▶ **Description of the task**
Copy the data precisely, keeping every character.

▶ **Records shown**
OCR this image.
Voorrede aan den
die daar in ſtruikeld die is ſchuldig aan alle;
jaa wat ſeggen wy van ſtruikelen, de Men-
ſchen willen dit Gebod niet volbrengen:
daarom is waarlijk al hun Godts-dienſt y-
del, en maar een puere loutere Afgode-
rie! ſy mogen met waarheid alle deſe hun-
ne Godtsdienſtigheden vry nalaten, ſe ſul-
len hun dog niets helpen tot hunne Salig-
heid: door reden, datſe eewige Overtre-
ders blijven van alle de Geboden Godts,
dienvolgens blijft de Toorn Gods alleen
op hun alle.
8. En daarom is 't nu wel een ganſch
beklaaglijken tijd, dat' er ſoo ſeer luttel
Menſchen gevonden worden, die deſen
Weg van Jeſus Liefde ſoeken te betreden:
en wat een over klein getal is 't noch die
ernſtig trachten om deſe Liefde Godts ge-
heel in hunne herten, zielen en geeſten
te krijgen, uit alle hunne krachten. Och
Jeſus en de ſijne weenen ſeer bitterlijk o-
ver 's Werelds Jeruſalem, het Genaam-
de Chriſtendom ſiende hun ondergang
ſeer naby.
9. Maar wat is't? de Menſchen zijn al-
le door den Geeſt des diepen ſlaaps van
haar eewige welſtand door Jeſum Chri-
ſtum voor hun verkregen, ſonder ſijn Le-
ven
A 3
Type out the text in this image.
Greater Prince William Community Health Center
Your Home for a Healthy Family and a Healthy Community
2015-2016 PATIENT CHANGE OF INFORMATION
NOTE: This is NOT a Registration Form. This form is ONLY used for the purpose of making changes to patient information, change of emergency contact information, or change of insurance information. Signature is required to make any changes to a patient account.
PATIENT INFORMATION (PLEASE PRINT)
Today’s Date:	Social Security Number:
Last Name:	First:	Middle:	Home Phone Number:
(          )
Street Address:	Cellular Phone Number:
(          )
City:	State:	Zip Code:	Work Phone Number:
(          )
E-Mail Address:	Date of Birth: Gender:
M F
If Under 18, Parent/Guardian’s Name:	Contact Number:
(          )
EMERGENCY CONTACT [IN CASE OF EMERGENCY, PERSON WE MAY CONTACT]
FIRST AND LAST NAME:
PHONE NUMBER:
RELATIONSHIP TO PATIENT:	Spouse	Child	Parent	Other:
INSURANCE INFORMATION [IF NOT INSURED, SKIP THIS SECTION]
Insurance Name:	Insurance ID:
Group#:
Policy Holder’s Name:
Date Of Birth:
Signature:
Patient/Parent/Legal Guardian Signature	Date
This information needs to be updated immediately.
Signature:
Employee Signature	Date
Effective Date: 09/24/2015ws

▶ **Problem solution**
OCR this image.
Voorrede aan den
die daar in ſtruikeld die is ſchuldig aan alle;
jaa wat ſeggen wy van ſtruikelen, de Men-
ſchen willen dit Gebod niet volbrengen:
daarom is waarlijk al hun Godts-dienſt y-
del, en maar een puere loutere Afgode-
rie! ſy mogen met waarheid alle deſe hun-
ne Godtsdienſtigheden vry nalaten, ſe ſul-
len hun dog niets helpen tot hunne Salig-
heid: door reden, datſe eewige Overtre-
ders blijven van alle de Geboden Godts,
dienvolgens blijft de Toorn Gods alleen
op hun alle.
8. En daarom is 't nu wel een ganſch
beklaaglijken tijd, dat' er ſoo ſeer luttel
Menſchen gevonden worden, die deſen
Weg van Jeſus Liefde ſoeken te betreden:
en wat een over klein getal is 't noch die
ernſtig trachten om deſe Liefde Godts ge-
heel in hunne herten, zielen en geeſten
te krijgen, uit alle hunne krachten. Och
Jeſus en de ſijne weenen ſeer bitterlijk o-
ver 's Werelds Jeruſalem, het Genaam-
de Chriſtendom ſiende hun ondergang
ſeer naby.
9. Maar wat is't? de Menſchen zijn al-
le door den Geeſt des diepen ſlaaps van
haar eewige welſtand door Jeſum Chri-
ſtum voor hun verkregen, ſonder ſijn Le-
ven
A 3
Type out the text in this image.
Greater Prince William Community Health Center
Your Home for a Healthy Family and a Healthy Community
2015-2016 PATIENT CHANGE OF INFORMATION
NOTE: This is NOT a Registration Form. This form is ONLY used for the purpose of making changes to patient information, change of emergency contact information, or change of insurance information. Signature is required to make any changes to a patient account.
PATIENT INFORMATION (PLEASE PRINT)
Today’s Date:	Social Security Number:
Last Name:	First:	Middle:	Home Phone Number:
(          )
Street Address:	Cellular Phone Number:
(          )
City:	State:	Zip Code:	Work Phone Number:
(          )
E-Mail Address:	Date of Birth: Gender:
M F
If Under 18, Parent/Guardian’s Name:	Contact Number:
(          )
EMERGENCY CONTACT [IN CASE OF EMERGENCY, PERSON WE MAY CONTACT]
FIRST AND LAST NAME:
PHONE NUMBER:
RELATIONSHIP TO PATIENT:	Spouse	Child	Parent	Other:
INSURANCE INFORMATION [IF NOT INSURED, SKIP THIS SECTION]
Insurance Name:	Insurance ID:
Group#:
Policy Holder’s Name:
Date Of Birth:
Signature:
Patient/Parent/Legal Guardian Signature	Date
This information needs to be updated immediately.
Signature:
Employee Signature	Date
Effective Date: 09/24/2015ws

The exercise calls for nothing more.